[start LISTED RECORDS]

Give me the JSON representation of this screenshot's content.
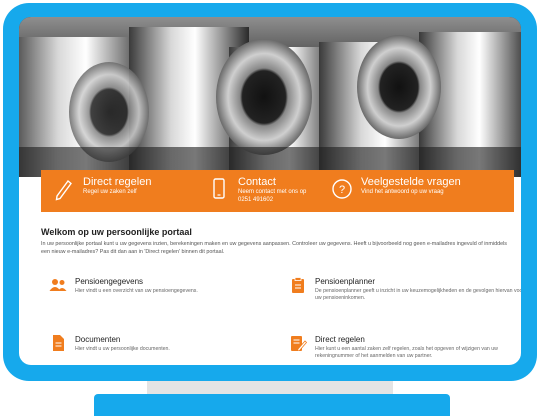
{
  "banner": {
    "items": [
      {
        "icon": "pencil-icon",
        "title": "Direct regelen",
        "subtitle": "Regel uw zaken zelf"
      },
      {
        "icon": "phone-icon",
        "title": "Contact",
        "subtitle": "Neem contact met ons op",
        "extra": "0251 491602"
      },
      {
        "icon": "question-icon",
        "title": "Veelgestelde vragen",
        "subtitle": "Vind het antwoord op uw vraag"
      }
    ]
  },
  "welcome": {
    "title": "Welkom op uw persoonlijke portaal",
    "text": "In uw persoonlijke portaal kunt u uw gegevens inzien, berekeningen maken en uw gegevens aanpassen. Controleer uw gegevens. Heeft u bijvoorbeeld nog geen e-mailadres ingevuld of inmiddels een nieuw e-mailadres? Pas dit dan aan in 'Direct regelen' binnen dit portaal."
  },
  "cards": [
    {
      "icon": "users-icon",
      "title": "Pensioengegevens",
      "desc": "Hier vindt u een overzicht van uw pensioengegevens."
    },
    {
      "icon": "clipboard-icon",
      "title": "Pensioenplanner",
      "desc": "De pensioenplanner geeft u inzicht in uw keuzemogelijkheden en de gevolgen hiervan voor uw pensioeninkomen."
    },
    {
      "icon": "document-icon",
      "title": "Documenten",
      "desc": "Hier vindt u uw persoonlijke documenten."
    },
    {
      "icon": "edit-form-icon",
      "title": "Direct regelen",
      "desc": "Hier kunt u een aantal zaken zelf regelen, zoals het opgeven of wijzigen van uw rekeningnummer of het aanmelden van uw partner."
    }
  ],
  "colors": {
    "frame": "#16a9ec",
    "accent": "#f07d1e"
  }
}
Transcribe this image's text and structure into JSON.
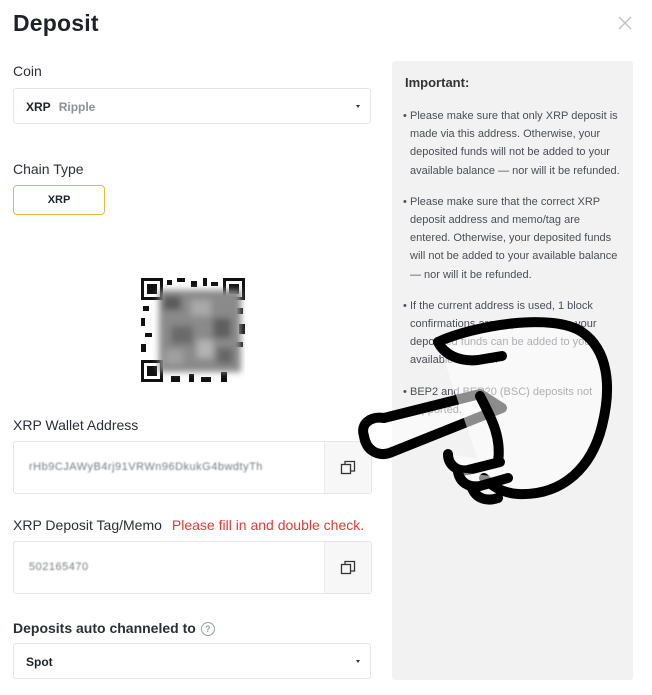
{
  "header": {
    "title": "Deposit"
  },
  "coin": {
    "label": "Coin",
    "symbol": "XRP",
    "name": "Ripple"
  },
  "chain": {
    "label": "Chain Type",
    "selected": "XRP"
  },
  "address": {
    "label": "XRP Wallet Address",
    "value": "rHb9CJAWyB4rj91VRWn96DkukG4bwdtyTh"
  },
  "memo": {
    "label": "XRP Deposit Tag/Memo",
    "warning": "Please fill in and double check.",
    "value": "502165470"
  },
  "channel": {
    "label": "Deposits auto channeled to",
    "help": "?",
    "selected": "Spot"
  },
  "important": {
    "title": "Important:",
    "notes": [
      "Please make sure that only XRP deposit is made via this address. Otherwise, your deposited funds will not be added to your available balance — nor will it be refunded.",
      "Please make sure that the correct XRP deposit address and memo/tag are entered. Otherwise, your deposited funds will not be added to your available balance — nor will it be refunded.",
      "If the current address is used, 1 block confirmations are required before your deposited funds can be added to your available balance.",
      "BEP2 and BEP20 (BSC) deposits not supported."
    ]
  },
  "colors": {
    "accent": "#e8b93e",
    "warning": "#e53935",
    "panel": "#f2f2f2"
  },
  "icons": {
    "close": "close-icon",
    "copy": "copy-icon",
    "help": "help-circle-icon",
    "hand": "pointing-hand-icon"
  }
}
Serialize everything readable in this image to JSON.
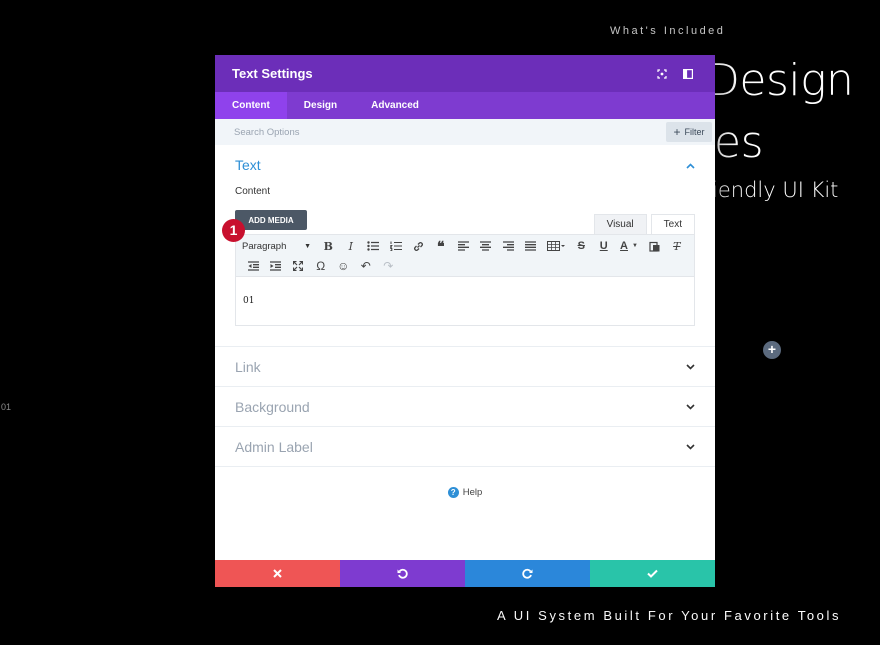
{
  "background": {
    "eyebrow": "What's Included",
    "headline_line1": "Design",
    "headline_line2": "es",
    "subheadline": "iendly UI Kit",
    "left_number": "01",
    "footer_tagline": "A UI System Built For Your Favorite Tools"
  },
  "modal": {
    "title": "Text Settings",
    "tabs": [
      {
        "label": "Content",
        "active": true
      },
      {
        "label": "Design",
        "active": false
      },
      {
        "label": "Advanced",
        "active": false
      }
    ],
    "search": {
      "placeholder": "Search Options",
      "filter_label": "Filter"
    },
    "text_section": {
      "title": "Text",
      "content_label": "Content",
      "add_media_label": "ADD MEDIA",
      "editor_tabs": [
        "Visual",
        "Text"
      ],
      "format_select": "Paragraph",
      "editor_content": "01"
    },
    "collapsed_sections": [
      "Link",
      "Background",
      "Admin Label"
    ],
    "help_label": "Help"
  },
  "badge_number": "1",
  "colors": {
    "header": "#6c2eb9",
    "tabs": "#7e3bd0",
    "active_tab": "#8f42ec",
    "cancel": "#ef5555",
    "undo": "#7e3bd0",
    "redo": "#2b87da",
    "save": "#29c4a9",
    "section_active": "#2e8fd6",
    "badge": "#c8102e"
  }
}
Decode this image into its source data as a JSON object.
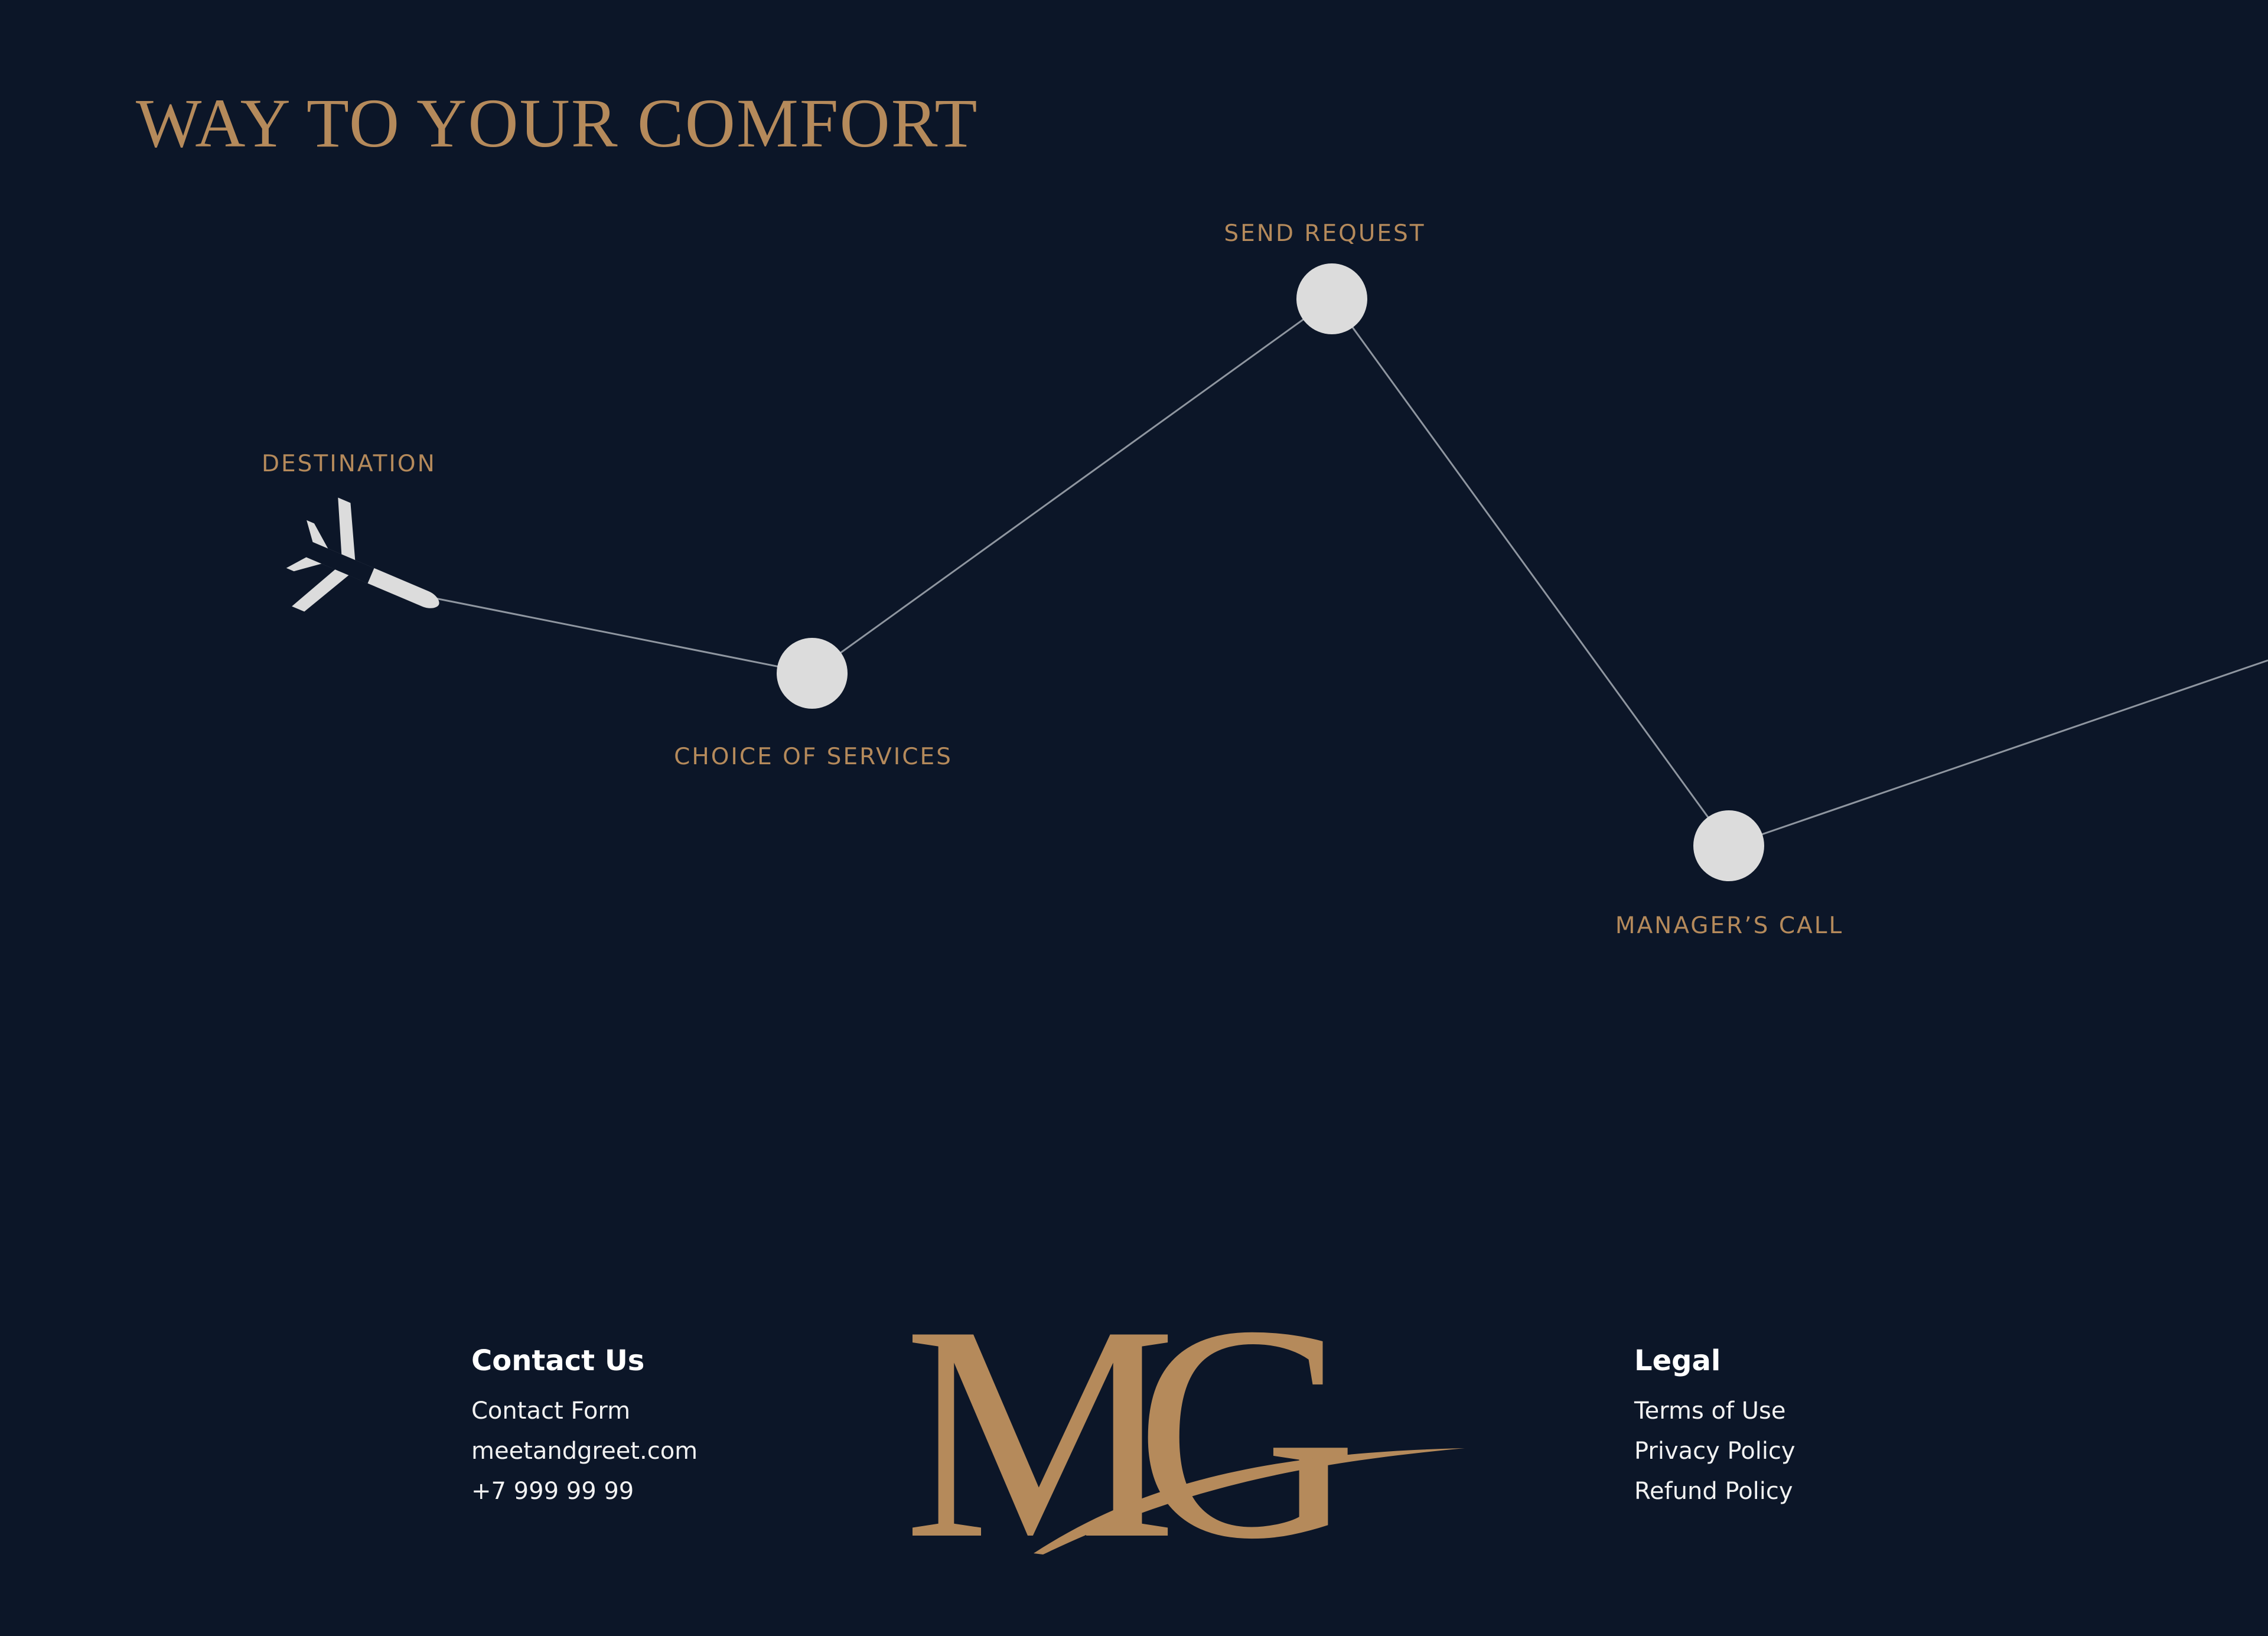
{
  "page": {
    "title": "WAY TO YOUR COMFORT",
    "colors": {
      "background": "#0c1628",
      "accent_gold": "#b58a5b",
      "node": "#dcdcdc",
      "line": "#8f96a0",
      "footer_text": "#ffffff"
    }
  },
  "route": {
    "icon": "airplane-icon",
    "steps": [
      {
        "label": "DESTINATION",
        "marker": "airplane"
      },
      {
        "label": "CHOICE OF SERVICES",
        "marker": "circle"
      },
      {
        "label": "SEND REQUEST",
        "marker": "circle"
      },
      {
        "label": "MANAGER’S CALL",
        "marker": "circle"
      }
    ]
  },
  "footer": {
    "contact": {
      "heading": "Contact Us",
      "items": [
        "Contact Form",
        "meetandgreet.com",
        "+7 999 99 99"
      ]
    },
    "logo": {
      "text": "MG"
    },
    "legal": {
      "heading": "Legal",
      "items": [
        "Terms of Use",
        "Privacy Policy",
        "Refund Policy"
      ]
    }
  }
}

[end LISTED RECORDS]

**TASK OBJECTIVE**
Take the records above and transcribe them exactly, dropping every picture.

**SOLUTION FOR THIS PROBLEM**
Give me the JSON representation of this screenshot's content.
{
  "banner": {
    "items": [
      {
        "icon": "pencil-icon",
        "title": "Direct regelen",
        "subtitle": "Regel uw zaken zelf"
      },
      {
        "icon": "phone-icon",
        "title": "Contact",
        "subtitle": "Neem contact met ons op",
        "extra": "0251 491602"
      },
      {
        "icon": "question-icon",
        "title": "Veelgestelde vragen",
        "subtitle": "Vind het antwoord op uw vraag"
      }
    ]
  },
  "welcome": {
    "title": "Welkom op uw persoonlijke portaal",
    "text": "In uw persoonlijke portaal kunt u uw gegevens inzien, berekeningen maken en uw gegevens aanpassen. Controleer uw gegevens. Heeft u bijvoorbeeld nog geen e-mailadres ingevuld of inmiddels een nieuw e-mailadres? Pas dit dan aan in 'Direct regelen' binnen dit portaal."
  },
  "cards": [
    {
      "icon": "users-icon",
      "title": "Pensioengegevens",
      "desc": "Hier vindt u een overzicht van uw pensioengegevens."
    },
    {
      "icon": "clipboard-icon",
      "title": "Pensioenplanner",
      "desc": "De pensioenplanner geeft u inzicht in uw keuzemogelijkheden en de gevolgen hiervan voor uw pensioeninkomen."
    },
    {
      "icon": "document-icon",
      "title": "Documenten",
      "desc": "Hier vindt u uw persoonlijke documenten."
    },
    {
      "icon": "edit-form-icon",
      "title": "Direct regelen",
      "desc": "Hier kunt u een aantal zaken zelf regelen, zoals het opgeven of wijzigen van uw rekeningnummer of het aanmelden van uw partner."
    }
  ],
  "colors": {
    "frame": "#16a9ec",
    "accent": "#f07d1e"
  }
}
Transcribe this image's text and structure into JSON.
{
  "header": {
    "title": "Deposit"
  },
  "coin": {
    "label": "Coin",
    "symbol": "XRP",
    "name": "Ripple"
  },
  "chain": {
    "label": "Chain Type",
    "selected": "XRP"
  },
  "address": {
    "label": "XRP Wallet Address",
    "value": "rHb9CJAWyB4rj91VRWn96DkukG4bwdtyTh"
  },
  "memo": {
    "label": "XRP Deposit Tag/Memo",
    "warning": "Please fill in and double check.",
    "value": "502165470"
  },
  "channel": {
    "label": "Deposits auto channeled to",
    "help": "?",
    "selected": "Spot"
  },
  "important": {
    "title": "Important:",
    "notes": [
      "Please make sure that only XRP deposit is made via this address. Otherwise, your deposited funds will not be added to your available balance — nor will it be refunded.",
      "Please make sure that the correct XRP deposit address and memo/tag are entered. Otherwise, your deposited funds will not be added to your available balance — nor will it be refunded.",
      "If the current address is used, 1 block confirmations are required before your deposited funds can be added to your available balance.",
      "BEP2 and BEP20 (BSC) deposits not supported."
    ]
  },
  "colors": {
    "accent": "#e8b93e",
    "warning": "#e53935",
    "panel": "#f2f2f2"
  },
  "icons": {
    "close": "close-icon",
    "copy": "copy-icon",
    "help": "help-circle-icon",
    "hand": "pointing-hand-icon"
  }
}
Serialize everything readable in this image to JSON.
{
  "background": {
    "eyebrow": "What's Included",
    "headline_line1": "Design",
    "headline_line2": "es",
    "subheadline": "iendly UI Kit",
    "left_number": "01",
    "footer_tagline": "A UI System Built For Your Favorite Tools"
  },
  "modal": {
    "title": "Text Settings",
    "tabs": [
      {
        "label": "Content",
        "active": true
      },
      {
        "label": "Design",
        "active": false
      },
      {
        "label": "Advanced",
        "active": false
      }
    ],
    "search": {
      "placeholder": "Search Options",
      "filter_label": "Filter"
    },
    "text_section": {
      "title": "Text",
      "content_label": "Content",
      "add_media_label": "ADD MEDIA",
      "editor_tabs": [
        "Visual",
        "Text"
      ],
      "format_select": "Paragraph",
      "editor_content": "01"
    },
    "collapsed_sections": [
      "Link",
      "Background",
      "Admin Label"
    ],
    "help_label": "Help"
  },
  "badge_number": "1",
  "colors": {
    "header": "#6c2eb9",
    "tabs": "#7e3bd0",
    "active_tab": "#8f42ec",
    "cancel": "#ef5555",
    "undo": "#7e3bd0",
    "redo": "#2b87da",
    "save": "#29c4a9",
    "section_active": "#2e8fd6",
    "badge": "#c8102e"
  }
}
Decode this image into its source data as a JSON object.
{
  "page": {
    "title": "WAY TO YOUR COMFORT",
    "colors": {
      "background": "#0c1628",
      "accent_gold": "#b58a5b",
      "node": "#dcdcdc",
      "line": "#8f96a0",
      "footer_text": "#ffffff"
    }
  },
  "route": {
    "icon": "airplane-icon",
    "steps": [
      {
        "label": "DESTINATION",
        "marker": "airplane"
      },
      {
        "label": "CHOICE OF SERVICES",
        "marker": "circle"
      },
      {
        "label": "SEND REQUEST",
        "marker": "circle"
      },
      {
        "label": "MANAGER’S CALL",
        "marker": "circle"
      }
    ]
  },
  "footer": {
    "contact": {
      "heading": "Contact Us",
      "items": [
        "Contact Form",
        "meetandgreet.com",
        "+7 999 99 99"
      ]
    },
    "logo": {
      "text": "MG"
    },
    "legal": {
      "heading": "Legal",
      "items": [
        "Terms of Use",
        "Privacy Policy",
        "Refund Policy"
      ]
    }
  }
}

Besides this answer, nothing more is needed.